> [What to do] Copy the data below word for word, starting at its first line and ending with the line that contains "Bar [312, 481, 339, 504]", that line included.

----- Record set

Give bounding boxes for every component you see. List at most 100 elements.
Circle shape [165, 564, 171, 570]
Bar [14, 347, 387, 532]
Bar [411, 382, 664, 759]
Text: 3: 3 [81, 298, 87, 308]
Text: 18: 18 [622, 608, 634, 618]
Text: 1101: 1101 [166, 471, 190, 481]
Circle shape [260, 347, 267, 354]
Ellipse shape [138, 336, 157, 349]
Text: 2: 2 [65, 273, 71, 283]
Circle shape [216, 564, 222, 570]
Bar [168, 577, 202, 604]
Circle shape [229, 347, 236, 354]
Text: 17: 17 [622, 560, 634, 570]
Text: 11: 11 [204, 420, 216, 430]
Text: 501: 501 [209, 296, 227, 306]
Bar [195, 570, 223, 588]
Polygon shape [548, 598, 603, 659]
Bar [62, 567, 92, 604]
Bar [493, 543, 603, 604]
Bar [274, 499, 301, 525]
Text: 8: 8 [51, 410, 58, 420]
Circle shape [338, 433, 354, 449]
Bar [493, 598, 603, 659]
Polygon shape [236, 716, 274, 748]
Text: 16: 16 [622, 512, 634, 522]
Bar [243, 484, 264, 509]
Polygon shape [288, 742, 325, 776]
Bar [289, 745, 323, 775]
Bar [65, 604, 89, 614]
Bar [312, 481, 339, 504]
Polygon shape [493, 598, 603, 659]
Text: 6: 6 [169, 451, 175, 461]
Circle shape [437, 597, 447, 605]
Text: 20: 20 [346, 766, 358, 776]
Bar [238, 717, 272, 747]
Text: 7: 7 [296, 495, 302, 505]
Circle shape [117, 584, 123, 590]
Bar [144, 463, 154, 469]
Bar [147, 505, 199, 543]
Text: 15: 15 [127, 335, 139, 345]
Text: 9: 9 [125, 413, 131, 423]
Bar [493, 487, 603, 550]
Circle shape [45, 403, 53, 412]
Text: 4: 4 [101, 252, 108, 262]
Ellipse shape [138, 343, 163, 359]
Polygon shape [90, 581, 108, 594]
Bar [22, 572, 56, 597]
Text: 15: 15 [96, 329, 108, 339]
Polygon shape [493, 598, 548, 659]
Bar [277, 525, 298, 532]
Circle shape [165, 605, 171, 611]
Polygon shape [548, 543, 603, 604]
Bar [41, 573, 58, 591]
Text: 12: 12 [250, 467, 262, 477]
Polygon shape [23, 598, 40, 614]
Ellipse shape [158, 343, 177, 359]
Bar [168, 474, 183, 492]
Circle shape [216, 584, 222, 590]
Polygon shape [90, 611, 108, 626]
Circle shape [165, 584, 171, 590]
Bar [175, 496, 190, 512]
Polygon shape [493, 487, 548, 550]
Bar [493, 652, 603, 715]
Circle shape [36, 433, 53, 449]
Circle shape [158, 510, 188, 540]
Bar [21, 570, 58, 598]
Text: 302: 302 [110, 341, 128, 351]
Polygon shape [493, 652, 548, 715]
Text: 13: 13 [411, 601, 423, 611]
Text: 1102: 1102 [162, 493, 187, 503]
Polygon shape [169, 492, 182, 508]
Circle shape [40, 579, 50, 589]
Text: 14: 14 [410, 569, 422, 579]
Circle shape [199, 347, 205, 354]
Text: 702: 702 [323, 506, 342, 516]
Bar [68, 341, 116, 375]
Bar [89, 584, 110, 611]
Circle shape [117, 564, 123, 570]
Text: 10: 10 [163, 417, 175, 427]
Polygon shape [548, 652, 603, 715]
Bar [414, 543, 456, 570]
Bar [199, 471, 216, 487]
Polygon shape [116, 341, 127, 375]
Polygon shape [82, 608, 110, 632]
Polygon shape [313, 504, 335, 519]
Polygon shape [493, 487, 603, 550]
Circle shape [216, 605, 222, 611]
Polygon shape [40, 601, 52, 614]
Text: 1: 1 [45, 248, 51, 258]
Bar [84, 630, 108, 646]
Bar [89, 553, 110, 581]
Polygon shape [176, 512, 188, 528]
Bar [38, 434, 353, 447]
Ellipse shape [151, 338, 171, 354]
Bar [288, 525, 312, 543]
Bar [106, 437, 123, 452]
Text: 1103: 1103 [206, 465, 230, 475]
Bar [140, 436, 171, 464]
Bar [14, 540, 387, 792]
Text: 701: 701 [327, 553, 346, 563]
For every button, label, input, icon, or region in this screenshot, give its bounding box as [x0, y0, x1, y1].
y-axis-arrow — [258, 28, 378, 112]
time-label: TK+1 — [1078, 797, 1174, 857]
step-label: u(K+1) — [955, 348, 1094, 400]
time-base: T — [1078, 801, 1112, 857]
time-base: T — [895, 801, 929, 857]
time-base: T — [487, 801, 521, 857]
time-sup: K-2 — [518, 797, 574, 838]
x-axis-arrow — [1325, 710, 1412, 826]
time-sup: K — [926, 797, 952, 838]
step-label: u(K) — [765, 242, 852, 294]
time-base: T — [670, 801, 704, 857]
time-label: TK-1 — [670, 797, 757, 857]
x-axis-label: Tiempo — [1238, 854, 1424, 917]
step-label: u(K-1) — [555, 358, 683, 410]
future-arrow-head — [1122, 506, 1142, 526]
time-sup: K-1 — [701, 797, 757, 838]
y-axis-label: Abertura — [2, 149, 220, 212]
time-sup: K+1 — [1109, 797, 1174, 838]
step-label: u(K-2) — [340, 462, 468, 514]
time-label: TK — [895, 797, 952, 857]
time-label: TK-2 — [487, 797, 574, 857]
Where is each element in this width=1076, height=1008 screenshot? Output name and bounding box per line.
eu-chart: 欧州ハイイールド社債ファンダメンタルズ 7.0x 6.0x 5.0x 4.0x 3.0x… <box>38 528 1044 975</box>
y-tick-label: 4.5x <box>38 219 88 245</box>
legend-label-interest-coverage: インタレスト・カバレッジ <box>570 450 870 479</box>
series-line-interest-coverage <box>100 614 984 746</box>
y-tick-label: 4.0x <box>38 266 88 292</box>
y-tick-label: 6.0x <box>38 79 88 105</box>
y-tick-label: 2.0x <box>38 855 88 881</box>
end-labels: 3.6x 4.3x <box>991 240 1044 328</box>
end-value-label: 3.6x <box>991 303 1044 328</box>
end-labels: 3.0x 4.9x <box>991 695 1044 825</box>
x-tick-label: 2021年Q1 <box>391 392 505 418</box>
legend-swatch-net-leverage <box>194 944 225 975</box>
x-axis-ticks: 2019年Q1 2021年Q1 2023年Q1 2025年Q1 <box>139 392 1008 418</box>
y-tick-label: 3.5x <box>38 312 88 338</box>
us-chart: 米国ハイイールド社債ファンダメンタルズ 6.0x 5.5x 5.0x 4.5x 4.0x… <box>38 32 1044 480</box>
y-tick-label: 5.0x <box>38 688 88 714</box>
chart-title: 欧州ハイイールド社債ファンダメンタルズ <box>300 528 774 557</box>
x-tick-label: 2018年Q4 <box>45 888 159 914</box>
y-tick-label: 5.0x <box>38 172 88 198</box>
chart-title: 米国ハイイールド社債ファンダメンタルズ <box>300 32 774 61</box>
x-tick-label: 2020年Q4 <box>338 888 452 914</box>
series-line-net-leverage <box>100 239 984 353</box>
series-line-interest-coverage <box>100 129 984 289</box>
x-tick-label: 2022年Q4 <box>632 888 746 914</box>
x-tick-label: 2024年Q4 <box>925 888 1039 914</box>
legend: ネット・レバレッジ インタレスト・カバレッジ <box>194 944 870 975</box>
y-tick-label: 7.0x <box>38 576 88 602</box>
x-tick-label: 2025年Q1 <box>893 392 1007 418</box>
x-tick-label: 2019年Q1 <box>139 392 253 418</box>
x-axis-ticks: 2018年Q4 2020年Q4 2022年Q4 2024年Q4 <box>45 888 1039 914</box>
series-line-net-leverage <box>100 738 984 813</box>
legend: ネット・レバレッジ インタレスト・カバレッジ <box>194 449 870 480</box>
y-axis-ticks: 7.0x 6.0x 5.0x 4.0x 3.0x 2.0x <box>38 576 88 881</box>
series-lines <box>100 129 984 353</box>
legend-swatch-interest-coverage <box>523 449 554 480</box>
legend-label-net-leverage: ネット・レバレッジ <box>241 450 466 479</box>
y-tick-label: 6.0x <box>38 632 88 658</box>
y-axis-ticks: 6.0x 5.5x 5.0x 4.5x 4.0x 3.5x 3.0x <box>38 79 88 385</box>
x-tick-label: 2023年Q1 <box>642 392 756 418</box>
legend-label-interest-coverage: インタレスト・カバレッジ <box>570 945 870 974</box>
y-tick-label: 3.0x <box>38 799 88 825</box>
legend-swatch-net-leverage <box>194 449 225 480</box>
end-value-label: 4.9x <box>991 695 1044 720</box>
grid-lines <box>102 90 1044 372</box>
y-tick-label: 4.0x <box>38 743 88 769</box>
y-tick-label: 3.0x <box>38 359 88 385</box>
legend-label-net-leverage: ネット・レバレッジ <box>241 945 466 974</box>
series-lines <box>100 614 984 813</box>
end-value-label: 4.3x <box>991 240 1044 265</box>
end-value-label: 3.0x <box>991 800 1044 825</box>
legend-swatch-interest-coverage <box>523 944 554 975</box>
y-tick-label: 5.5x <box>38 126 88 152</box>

----------

> [Written solution]
Give bounding boxes for every component you see. List at most 100 elements.
Circle shape [165, 564, 171, 570]
Bar [14, 347, 387, 532]
Bar [411, 382, 664, 759]
Text: 3: 3 [81, 298, 87, 308]
Text: 18: 18 [622, 608, 634, 618]
Text: 1101: 1101 [166, 471, 190, 481]
Circle shape [260, 347, 267, 354]
Ellipse shape [138, 336, 157, 349]
Text: 2: 2 [65, 273, 71, 283]
Circle shape [216, 564, 222, 570]
Bar [168, 577, 202, 604]
Circle shape [229, 347, 236, 354]
Text: 17: 17 [622, 560, 634, 570]
Text: 11: 11 [204, 420, 216, 430]
Text: 501: 501 [209, 296, 227, 306]
Bar [195, 570, 223, 588]
Polygon shape [548, 598, 603, 659]
Bar [62, 567, 92, 604]
Bar [493, 543, 603, 604]
Bar [274, 499, 301, 525]
Text: 8: 8 [51, 410, 58, 420]
Circle shape [338, 433, 354, 449]
Bar [493, 598, 603, 659]
Polygon shape [236, 716, 274, 748]
Text: 16: 16 [622, 512, 634, 522]
Bar [243, 484, 264, 509]
Polygon shape [288, 742, 325, 776]
Bar [289, 745, 323, 775]
Bar [65, 604, 89, 614]
Bar [312, 481, 339, 504]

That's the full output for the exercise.